### What is needed
Without altering anything, repeat each of the records.

### Data lines
###

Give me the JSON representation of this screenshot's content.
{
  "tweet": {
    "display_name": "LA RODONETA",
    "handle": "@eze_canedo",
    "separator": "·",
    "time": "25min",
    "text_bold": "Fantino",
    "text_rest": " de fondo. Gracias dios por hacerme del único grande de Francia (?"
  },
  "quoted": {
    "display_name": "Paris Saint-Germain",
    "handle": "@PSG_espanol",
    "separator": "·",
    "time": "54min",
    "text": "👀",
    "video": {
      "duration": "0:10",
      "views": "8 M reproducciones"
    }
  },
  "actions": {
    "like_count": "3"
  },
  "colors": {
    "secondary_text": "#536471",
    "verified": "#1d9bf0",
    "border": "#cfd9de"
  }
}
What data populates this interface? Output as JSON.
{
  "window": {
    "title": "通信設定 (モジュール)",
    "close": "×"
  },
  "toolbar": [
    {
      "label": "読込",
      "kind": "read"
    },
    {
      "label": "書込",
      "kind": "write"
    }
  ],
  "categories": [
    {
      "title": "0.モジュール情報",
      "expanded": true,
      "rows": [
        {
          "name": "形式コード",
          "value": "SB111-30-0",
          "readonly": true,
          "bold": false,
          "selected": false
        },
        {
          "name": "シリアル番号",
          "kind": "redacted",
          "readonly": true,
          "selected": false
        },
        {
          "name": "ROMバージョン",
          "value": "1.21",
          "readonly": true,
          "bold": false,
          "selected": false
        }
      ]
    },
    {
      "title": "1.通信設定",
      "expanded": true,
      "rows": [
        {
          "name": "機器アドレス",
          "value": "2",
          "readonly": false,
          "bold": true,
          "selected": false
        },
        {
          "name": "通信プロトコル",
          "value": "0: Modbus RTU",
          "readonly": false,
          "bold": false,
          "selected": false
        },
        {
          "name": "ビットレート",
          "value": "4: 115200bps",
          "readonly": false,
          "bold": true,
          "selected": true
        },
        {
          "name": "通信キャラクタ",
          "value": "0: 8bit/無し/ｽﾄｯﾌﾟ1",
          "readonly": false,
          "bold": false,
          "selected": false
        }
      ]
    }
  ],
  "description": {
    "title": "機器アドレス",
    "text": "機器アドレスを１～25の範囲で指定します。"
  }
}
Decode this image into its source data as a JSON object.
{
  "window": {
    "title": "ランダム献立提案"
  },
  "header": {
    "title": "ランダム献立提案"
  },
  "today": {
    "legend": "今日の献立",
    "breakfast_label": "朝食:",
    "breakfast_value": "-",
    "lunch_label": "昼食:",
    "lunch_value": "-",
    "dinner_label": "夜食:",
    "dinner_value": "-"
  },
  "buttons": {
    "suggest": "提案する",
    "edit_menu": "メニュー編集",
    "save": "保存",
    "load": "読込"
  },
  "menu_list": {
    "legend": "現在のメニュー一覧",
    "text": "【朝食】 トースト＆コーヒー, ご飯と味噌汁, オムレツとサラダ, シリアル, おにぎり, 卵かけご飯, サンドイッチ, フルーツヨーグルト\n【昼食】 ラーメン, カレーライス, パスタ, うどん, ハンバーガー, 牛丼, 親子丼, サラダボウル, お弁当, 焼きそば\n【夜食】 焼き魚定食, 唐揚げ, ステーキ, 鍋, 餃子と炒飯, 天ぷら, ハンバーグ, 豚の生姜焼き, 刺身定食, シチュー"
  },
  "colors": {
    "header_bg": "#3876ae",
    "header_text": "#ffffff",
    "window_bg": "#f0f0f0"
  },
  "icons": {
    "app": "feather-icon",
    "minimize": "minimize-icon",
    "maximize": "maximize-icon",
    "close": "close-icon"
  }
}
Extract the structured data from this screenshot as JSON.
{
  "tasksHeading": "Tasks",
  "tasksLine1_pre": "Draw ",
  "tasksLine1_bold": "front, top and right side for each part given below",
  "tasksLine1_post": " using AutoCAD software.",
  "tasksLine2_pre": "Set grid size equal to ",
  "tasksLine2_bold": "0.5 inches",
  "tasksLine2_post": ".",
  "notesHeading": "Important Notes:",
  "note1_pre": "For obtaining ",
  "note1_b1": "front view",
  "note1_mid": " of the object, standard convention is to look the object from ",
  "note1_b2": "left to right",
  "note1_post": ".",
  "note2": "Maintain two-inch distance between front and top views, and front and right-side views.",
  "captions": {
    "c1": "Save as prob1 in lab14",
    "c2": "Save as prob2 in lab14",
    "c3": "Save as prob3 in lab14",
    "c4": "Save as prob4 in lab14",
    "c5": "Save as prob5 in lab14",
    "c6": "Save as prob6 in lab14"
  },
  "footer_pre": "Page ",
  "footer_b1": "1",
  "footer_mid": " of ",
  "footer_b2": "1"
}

###

### Full answer
Give me the JSON representation of this screenshot's content.
{
  "tweet": {
    "display_name": "LA RODONETA",
    "handle": "@eze_canedo",
    "separator": "·",
    "time": "25min",
    "text_bold": "Fantino",
    "text_rest": " de fondo. Gracias dios por hacerme del único grande de Francia (?"
  },
  "quoted": {
    "display_name": "Paris Saint-Germain",
    "handle": "@PSG_espanol",
    "separator": "·",
    "time": "54min",
    "text": "👀",
    "video": {
      "duration": "0:10",
      "views": "8 M reproducciones"
    }
  },
  "actions": {
    "like_count": "3"
  },
  "colors": {
    "secondary_text": "#536471",
    "verified": "#1d9bf0",
    "border": "#cfd9de"
  }
}
What data populates this interface? Output as JSON.
{
  "window": {
    "title": "通信設定 (モジュール)",
    "close": "×"
  },
  "toolbar": [
    {
      "label": "読込",
      "kind": "read"
    },
    {
      "label": "書込",
      "kind": "write"
    }
  ],
  "categories": [
    {
      "title": "0.モジュール情報",
      "expanded": true,
      "rows": [
        {
          "name": "形式コード",
          "value": "SB111-30-0",
          "readonly": true,
          "bold": false,
          "selected": false
        },
        {
          "name": "シリアル番号",
          "kind": "redacted",
          "readonly": true,
          "selected": false
        },
        {
          "name": "ROMバージョン",
          "value": "1.21",
          "readonly": true,
          "bold": false,
          "selected": false
        }
      ]
    },
    {
      "title": "1.通信設定",
      "expanded": true,
      "rows": [
        {
          "name": "機器アドレス",
          "value": "2",
          "readonly": false,
          "bold": true,
          "selected": false
        },
        {
          "name": "通信プロトコル",
          "value": "0: Modbus RTU",
          "readonly": false,
          "bold": false,
          "selected": false
        },
        {
          "name": "ビットレート",
          "value": "4: 115200bps",
          "readonly": false,
          "bold": true,
          "selected": true
        },
        {
          "name": "通信キャラクタ",
          "value": "0: 8bit/無し/ｽﾄｯﾌﾟ1",
          "readonly": false,
          "bold": false,
          "selected": false
        }
      ]
    }
  ],
  "description": {
    "title": "機器アドレス",
    "text": "機器アドレスを１～25の範囲で指定します。"
  }
}
Decode this image into its source data as a JSON object.
{
  "window": {
    "title": "ランダム献立提案"
  },
  "header": {
    "title": "ランダム献立提案"
  },
  "today": {
    "legend": "今日の献立",
    "breakfast_label": "朝食:",
    "breakfast_value": "-",
    "lunch_label": "昼食:",
    "lunch_value": "-",
    "dinner_label": "夜食:",
    "dinner_value": "-"
  },
  "buttons": {
    "suggest": "提案する",
    "edit_menu": "メニュー編集",
    "save": "保存",
    "load": "読込"
  },
  "menu_list": {
    "legend": "現在のメニュー一覧",
    "text": "【朝食】 トースト＆コーヒー, ご飯と味噌汁, オムレツとサラダ, シリアル, おにぎり, 卵かけご飯, サンドイッチ, フルーツヨーグルト\n【昼食】 ラーメン, カレーライス, パスタ, うどん, ハンバーガー, 牛丼, 親子丼, サラダボウル, お弁当, 焼きそば\n【夜食】 焼き魚定食, 唐揚げ, ステーキ, 鍋, 餃子と炒飯, 天ぷら, ハンバーグ, 豚の生姜焼き, 刺身定食, シチュー"
  },
  "colors": {
    "header_bg": "#3876ae",
    "header_text": "#ffffff",
    "window_bg": "#f0f0f0"
  },
  "icons": {
    "app": "feather-icon",
    "minimize": "minimize-icon",
    "maximize": "maximize-icon",
    "close": "close-icon"
  }
}
Extract the structured data from this screenshot as JSON.
{
  "tasksHeading": "Tasks",
  "tasksLine1_pre": "Draw ",
  "tasksLine1_bold": "front, top and right side for each part given below",
  "tasksLine1_post": " using AutoCAD software.",
  "tasksLine2_pre": "Set grid size equal to ",
  "tasksLine2_bold": "0.5 inches",
  "tasksLine2_post": ".",
  "notesHeading": "Important Notes:",
  "note1_pre": "For obtaining ",
  "note1_b1": "front view",
  "note1_mid": " of the object, standard convention is to look the object from ",
  "note1_b2": "left to right",
  "note1_post": ".",
  "note2": "Maintain two-inch distance between front and top views, and front and right-side views.",
  "captions": {
    "c1": "Save as prob1 in lab14",
    "c2": "Save as prob2 in lab14",
    "c3": "Save as prob3 in lab14",
    "c4": "Save as prob4 in lab14",
    "c5": "Save as prob5 in lab14",
    "c6": "Save as prob6 in lab14"
  },
  "footer_pre": "Page ",
  "footer_b1": "1",
  "footer_mid": " of ",
  "footer_b2": "1"
}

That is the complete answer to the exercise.